> **DIRECTIONS**
In the data that follows, count the lines in which the word "store" occurs, and report that figure alone.

(Collected data entries)
* begin *

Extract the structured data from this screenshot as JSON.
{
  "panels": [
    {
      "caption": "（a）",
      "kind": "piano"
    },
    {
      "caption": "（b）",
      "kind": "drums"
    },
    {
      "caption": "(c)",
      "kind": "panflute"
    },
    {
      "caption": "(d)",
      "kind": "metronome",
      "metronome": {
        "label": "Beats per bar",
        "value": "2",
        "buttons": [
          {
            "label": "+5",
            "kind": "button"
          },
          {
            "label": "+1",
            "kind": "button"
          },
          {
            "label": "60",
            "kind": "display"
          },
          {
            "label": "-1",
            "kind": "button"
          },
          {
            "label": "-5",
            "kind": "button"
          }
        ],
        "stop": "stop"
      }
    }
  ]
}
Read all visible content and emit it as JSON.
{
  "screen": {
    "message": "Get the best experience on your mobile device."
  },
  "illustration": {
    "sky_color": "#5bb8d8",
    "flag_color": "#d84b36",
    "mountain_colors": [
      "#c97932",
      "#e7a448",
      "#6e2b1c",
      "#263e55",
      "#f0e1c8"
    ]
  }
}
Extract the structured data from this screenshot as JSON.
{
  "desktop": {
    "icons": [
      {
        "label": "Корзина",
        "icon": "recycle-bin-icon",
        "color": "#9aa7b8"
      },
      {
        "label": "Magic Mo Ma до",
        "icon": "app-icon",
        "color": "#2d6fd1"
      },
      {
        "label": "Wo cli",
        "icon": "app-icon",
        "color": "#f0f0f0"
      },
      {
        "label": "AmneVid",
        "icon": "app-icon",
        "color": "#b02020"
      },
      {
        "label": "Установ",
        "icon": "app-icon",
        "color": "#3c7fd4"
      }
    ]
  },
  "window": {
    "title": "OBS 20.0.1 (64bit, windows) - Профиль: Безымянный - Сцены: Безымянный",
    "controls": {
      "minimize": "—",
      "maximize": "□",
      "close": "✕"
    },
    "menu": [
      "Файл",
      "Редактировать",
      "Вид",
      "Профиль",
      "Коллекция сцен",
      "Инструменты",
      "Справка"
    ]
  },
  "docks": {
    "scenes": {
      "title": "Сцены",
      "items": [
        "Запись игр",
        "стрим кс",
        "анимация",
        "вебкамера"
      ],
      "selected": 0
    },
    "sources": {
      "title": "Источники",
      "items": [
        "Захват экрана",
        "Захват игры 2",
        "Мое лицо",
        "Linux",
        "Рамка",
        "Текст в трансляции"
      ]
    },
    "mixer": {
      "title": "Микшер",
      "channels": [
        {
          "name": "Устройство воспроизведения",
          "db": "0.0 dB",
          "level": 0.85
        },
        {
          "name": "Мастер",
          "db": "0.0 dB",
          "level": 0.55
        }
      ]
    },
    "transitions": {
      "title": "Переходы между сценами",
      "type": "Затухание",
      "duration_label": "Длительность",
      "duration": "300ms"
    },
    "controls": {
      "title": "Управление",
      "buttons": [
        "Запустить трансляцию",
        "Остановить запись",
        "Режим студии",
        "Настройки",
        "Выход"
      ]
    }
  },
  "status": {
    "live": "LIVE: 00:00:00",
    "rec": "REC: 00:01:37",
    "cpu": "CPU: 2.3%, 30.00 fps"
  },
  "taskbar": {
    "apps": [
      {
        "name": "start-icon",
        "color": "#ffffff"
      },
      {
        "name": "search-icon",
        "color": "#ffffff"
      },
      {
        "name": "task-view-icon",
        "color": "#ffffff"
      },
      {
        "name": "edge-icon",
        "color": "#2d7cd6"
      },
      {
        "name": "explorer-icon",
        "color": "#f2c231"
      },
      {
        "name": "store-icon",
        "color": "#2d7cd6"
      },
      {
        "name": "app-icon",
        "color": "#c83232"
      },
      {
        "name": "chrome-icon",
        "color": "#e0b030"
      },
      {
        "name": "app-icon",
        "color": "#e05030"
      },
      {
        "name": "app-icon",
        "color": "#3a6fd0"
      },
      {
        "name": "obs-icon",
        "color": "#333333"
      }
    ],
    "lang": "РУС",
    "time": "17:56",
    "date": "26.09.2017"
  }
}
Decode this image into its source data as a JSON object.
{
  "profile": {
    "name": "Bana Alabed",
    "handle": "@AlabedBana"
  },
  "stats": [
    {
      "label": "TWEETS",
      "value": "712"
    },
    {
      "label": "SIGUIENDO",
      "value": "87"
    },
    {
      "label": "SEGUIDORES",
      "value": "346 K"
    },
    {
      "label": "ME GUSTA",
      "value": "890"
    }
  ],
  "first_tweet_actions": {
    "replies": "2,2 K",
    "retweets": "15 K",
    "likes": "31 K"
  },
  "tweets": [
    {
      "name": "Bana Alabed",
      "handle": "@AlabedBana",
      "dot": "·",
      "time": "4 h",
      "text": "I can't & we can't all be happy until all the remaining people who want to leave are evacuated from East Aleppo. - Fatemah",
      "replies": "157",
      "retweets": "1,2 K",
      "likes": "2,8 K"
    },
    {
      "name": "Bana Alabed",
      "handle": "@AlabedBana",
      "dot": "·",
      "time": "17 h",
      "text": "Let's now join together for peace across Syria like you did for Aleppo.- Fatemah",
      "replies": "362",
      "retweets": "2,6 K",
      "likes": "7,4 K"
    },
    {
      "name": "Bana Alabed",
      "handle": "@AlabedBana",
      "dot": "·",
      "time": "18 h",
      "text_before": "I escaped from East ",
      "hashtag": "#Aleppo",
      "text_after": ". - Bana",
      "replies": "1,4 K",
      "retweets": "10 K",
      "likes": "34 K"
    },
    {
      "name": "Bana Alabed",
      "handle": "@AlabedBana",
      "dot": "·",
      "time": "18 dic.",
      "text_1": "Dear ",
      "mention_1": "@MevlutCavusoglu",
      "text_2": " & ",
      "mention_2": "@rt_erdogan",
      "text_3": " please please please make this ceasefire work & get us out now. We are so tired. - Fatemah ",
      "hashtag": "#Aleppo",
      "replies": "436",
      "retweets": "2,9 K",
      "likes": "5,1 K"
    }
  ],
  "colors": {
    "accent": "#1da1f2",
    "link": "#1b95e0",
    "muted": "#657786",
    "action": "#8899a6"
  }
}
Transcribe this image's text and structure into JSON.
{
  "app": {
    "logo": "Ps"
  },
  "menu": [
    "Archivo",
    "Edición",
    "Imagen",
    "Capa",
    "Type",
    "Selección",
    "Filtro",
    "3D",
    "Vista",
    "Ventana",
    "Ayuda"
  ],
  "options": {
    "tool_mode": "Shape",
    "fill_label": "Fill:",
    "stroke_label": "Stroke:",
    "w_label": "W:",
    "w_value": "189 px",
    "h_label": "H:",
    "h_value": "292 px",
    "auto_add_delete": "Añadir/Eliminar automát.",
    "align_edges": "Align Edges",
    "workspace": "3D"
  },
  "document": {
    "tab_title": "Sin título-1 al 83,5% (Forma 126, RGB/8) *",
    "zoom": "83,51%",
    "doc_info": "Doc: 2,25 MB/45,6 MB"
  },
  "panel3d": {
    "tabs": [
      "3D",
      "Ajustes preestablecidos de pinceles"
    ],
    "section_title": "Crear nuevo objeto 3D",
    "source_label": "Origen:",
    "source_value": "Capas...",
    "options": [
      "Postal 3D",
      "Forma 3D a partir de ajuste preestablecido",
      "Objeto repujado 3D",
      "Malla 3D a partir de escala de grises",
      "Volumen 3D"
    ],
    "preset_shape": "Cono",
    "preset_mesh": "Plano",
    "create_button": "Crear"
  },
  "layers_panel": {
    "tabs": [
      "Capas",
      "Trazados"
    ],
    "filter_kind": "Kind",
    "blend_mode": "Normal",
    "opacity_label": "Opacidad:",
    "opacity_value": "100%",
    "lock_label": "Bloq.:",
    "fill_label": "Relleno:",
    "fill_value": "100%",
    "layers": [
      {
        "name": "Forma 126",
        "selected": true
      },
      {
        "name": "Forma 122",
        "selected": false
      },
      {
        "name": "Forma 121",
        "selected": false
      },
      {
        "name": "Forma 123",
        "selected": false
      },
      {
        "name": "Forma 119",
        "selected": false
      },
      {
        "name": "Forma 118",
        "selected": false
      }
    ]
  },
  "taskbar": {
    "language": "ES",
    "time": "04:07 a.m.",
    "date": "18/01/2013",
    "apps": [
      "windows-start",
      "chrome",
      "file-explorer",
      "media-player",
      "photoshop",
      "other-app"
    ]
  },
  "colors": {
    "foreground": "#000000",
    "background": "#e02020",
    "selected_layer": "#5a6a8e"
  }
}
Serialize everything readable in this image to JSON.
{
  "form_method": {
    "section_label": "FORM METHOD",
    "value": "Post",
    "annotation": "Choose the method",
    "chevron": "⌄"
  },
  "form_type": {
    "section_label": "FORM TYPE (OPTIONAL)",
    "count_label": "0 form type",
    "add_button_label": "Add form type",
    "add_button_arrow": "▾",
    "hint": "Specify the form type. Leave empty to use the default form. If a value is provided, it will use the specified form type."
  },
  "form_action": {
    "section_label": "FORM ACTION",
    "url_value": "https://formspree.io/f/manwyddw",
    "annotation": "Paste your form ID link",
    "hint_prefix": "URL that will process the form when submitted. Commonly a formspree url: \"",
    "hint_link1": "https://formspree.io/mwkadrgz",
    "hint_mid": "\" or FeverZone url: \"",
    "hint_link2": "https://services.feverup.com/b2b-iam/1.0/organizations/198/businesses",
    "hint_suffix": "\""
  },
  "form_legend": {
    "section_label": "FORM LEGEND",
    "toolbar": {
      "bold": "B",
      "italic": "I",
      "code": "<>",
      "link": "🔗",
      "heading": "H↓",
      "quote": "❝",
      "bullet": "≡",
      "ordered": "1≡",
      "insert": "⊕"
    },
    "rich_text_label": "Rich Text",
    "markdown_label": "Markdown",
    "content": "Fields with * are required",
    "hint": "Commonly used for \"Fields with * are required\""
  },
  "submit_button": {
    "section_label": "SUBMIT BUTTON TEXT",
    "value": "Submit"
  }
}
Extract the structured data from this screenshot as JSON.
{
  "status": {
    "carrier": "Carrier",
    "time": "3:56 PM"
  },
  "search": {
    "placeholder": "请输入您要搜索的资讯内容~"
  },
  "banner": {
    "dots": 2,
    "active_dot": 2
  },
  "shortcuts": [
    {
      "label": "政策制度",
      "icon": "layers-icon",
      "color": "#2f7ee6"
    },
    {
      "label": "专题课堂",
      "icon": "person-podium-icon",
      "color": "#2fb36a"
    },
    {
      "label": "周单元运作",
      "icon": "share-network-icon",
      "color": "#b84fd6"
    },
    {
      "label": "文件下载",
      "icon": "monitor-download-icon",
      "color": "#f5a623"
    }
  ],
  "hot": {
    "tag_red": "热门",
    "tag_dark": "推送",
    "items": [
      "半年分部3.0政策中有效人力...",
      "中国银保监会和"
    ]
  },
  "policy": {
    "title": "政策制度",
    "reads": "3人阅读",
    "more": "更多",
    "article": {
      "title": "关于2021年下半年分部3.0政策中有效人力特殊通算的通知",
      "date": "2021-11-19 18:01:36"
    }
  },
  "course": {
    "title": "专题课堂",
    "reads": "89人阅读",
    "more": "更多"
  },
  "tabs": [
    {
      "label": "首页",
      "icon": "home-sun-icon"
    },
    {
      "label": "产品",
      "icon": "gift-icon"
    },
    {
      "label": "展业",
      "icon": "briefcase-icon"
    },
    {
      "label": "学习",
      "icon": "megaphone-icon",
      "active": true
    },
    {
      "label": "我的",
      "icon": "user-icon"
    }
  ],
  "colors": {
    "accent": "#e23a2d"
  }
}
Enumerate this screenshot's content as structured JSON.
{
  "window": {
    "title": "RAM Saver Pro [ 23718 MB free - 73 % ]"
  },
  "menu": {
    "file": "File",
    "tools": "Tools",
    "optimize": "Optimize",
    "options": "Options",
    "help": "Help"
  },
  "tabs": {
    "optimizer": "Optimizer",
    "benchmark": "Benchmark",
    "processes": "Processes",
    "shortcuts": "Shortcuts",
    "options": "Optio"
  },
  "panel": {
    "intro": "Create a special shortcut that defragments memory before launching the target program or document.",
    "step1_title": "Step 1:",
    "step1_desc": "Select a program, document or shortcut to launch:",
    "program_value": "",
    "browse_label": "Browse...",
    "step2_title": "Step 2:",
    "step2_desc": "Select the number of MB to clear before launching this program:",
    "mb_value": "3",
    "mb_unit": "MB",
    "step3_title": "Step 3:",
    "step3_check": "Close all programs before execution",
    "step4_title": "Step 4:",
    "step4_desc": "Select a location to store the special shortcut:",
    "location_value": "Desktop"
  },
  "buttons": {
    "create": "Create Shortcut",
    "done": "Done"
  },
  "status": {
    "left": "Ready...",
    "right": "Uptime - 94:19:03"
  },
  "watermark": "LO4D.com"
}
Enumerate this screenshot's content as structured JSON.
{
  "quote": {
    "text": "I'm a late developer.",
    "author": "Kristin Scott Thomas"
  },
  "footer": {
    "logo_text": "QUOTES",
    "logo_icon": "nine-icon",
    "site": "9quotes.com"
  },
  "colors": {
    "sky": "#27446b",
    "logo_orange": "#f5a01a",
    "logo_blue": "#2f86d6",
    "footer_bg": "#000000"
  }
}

* end *

> **OUTPUT FOR THIS TASK**
2